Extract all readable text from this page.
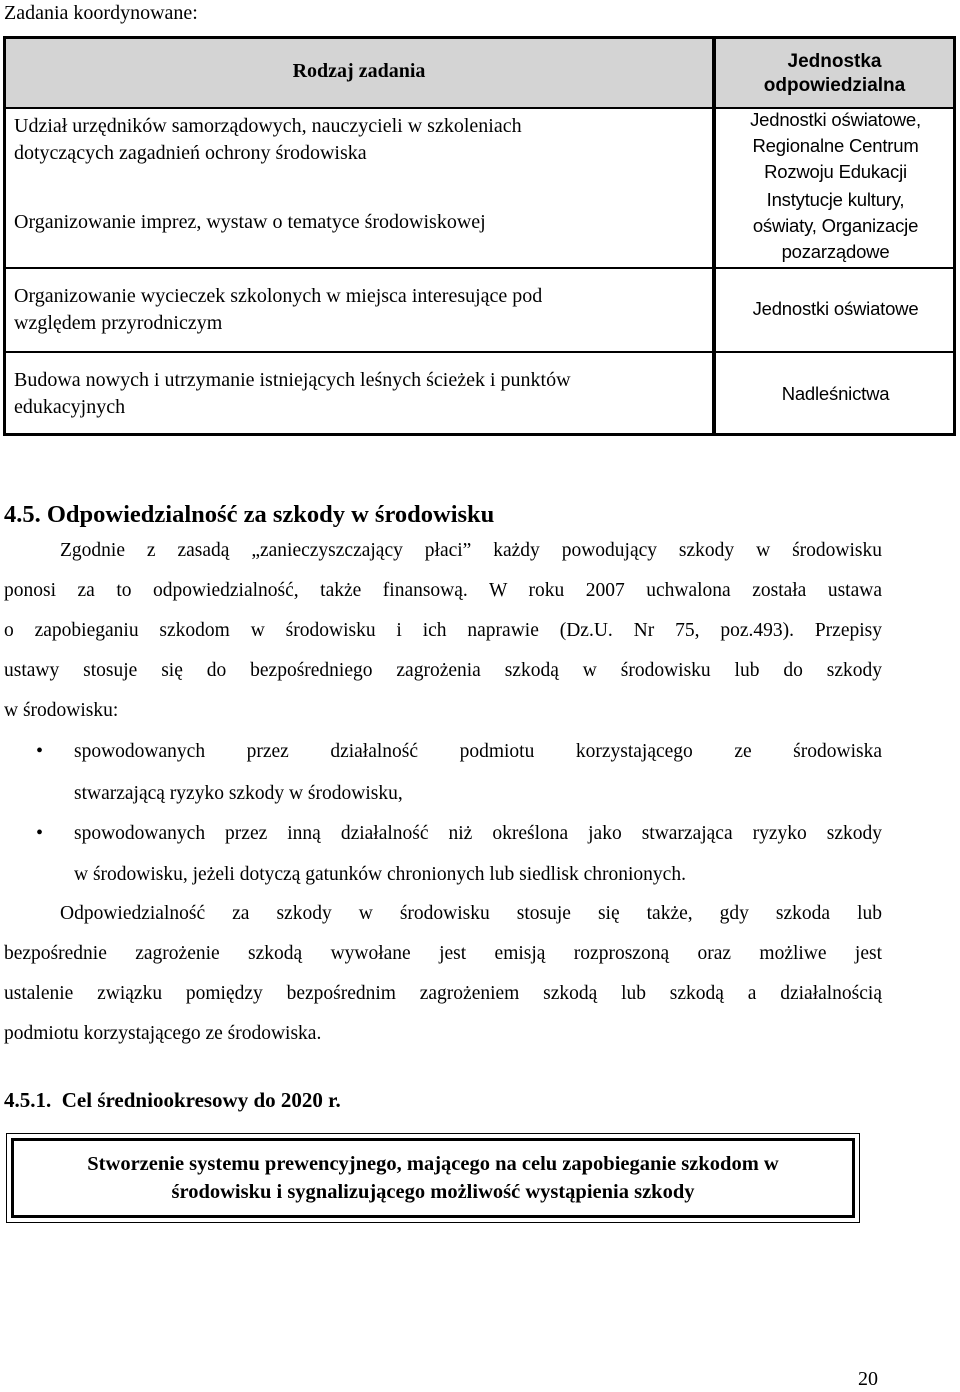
Zadania koordynowane:
Rodzaj zadania	Jednostka
odpowiedzialna
Udział urzędników samorządowych, nauczycieli w szkoleniach
dotyczących zagadnień ochrony środowiska
Jednostki oświatowe,
Regionalne Centrum
Rozwoju Edukacji
Organizowanie imprez, wystaw o tematyce środowiskowej
Instytucje kultury,
oświaty, Organizacje
pozarządowe
Organizowanie wycieczek szkolonych w miejsca interesujące pod
względem przyrodniczym
Jednostki oświatowe
Budowa nowych i utrzymanie istniejących leśnych ścieżek i punktów
edukacyjnych
Nadleśnictwa
4.5. Odpowiedzialność za szkody w środowisku
Zgodnie z zasadą „zanieczyszczający płaci” każdy powodujący szkody w środowisku
ponosi za to odpowiedzialność, także finansową. W roku 2007 uchwalona została ustawa
o zapobieganiu szkodom w środowisku i ich naprawie (Dz.U. Nr 75, poz.493). Przepisy
ustawy stosuje się do bezpośredniego zagrożenia szkodą w środowisku lub do szkody
w środowisku:
• spowodowanych przez działalność podmiotu korzystającego ze środowiska
stwarzającą ryzyko szkody w środowisku,
• spowodowanych przez inną działalność niż określona jako stwarzająca ryzyko szkody
w środowisku, jeżeli dotyczą gatunków chronionych lub siedlisk chronionych.
Odpowiedzialność za szkody w środowisku stosuje się także, gdy szkoda lub
bezpośrednie zagrożenie szkodą wywołane jest emisją rozproszoną oraz możliwe jest
ustalenie związku pomiędzy bezpośrednim zagrożeniem szkodą lub szkodą a działalnością
podmiotu korzystającego ze środowiska.
4.5.1.  Cel średniookresowy do 2020 r.
Stworzenie systemu prewencyjnego, mającego na celu zapobieganie szkodom w
środowisku i sygnalizującego możliwość wystąpienia szkody
20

☆ ☆ ☆ ☆ ☆ ☆ ☆

**Work instructions**
Make an exact copy of all entries above, dropping the images.

**Answer to the problem**
Extract all readable text from this page.
Zadania koordynowane:
Rodzaj zadania	Jednostka
odpowiedzialna
Udział urzędników samorządowych, nauczycieli w szkoleniach
dotyczących zagadnień ochrony środowiska
Jednostki oświatowe,
Regionalne Centrum
Rozwoju Edukacji
Organizowanie imprez, wystaw o tematyce środowiskowej
Instytucje kultury,
oświaty, Organizacje
pozarządowe
Organizowanie wycieczek szkolonych w miejsca interesujące pod
względem przyrodniczym
Jednostki oświatowe
Budowa nowych i utrzymanie istniejących leśnych ścieżek i punktów
edukacyjnych
Nadleśnictwa
4.5. Odpowiedzialność za szkody w środowisku
Zgodnie z zasadą „zanieczyszczający płaci” każdy powodujący szkody w środowisku
ponosi za to odpowiedzialność, także finansową. W roku 2007 uchwalona została ustawa
o zapobieganiu szkodom w środowisku i ich naprawie (Dz.U. Nr 75, poz.493). Przepisy
ustawy stosuje się do bezpośredniego zagrożenia szkodą w środowisku lub do szkody
w środowisku:
• spowodowanych przez działalność podmiotu korzystającego ze środowiska
stwarzającą ryzyko szkody w środowisku,
• spowodowanych przez inną działalność niż określona jako stwarzająca ryzyko szkody
w środowisku, jeżeli dotyczą gatunków chronionych lub siedlisk chronionych.
Odpowiedzialność za szkody w środowisku stosuje się także, gdy szkoda lub
bezpośrednie zagrożenie szkodą wywołane jest emisją rozproszoną oraz możliwe jest
ustalenie związku pomiędzy bezpośrednim zagrożeniem szkodą lub szkodą a działalnością
podmiotu korzystającego ze środowiska.
4.5.1.  Cel średniookresowy do 2020 r.
Stworzenie systemu prewencyjnego, mającego na celu zapobieganie szkodom w
środowisku i sygnalizującego możliwość wystąpienia szkody
20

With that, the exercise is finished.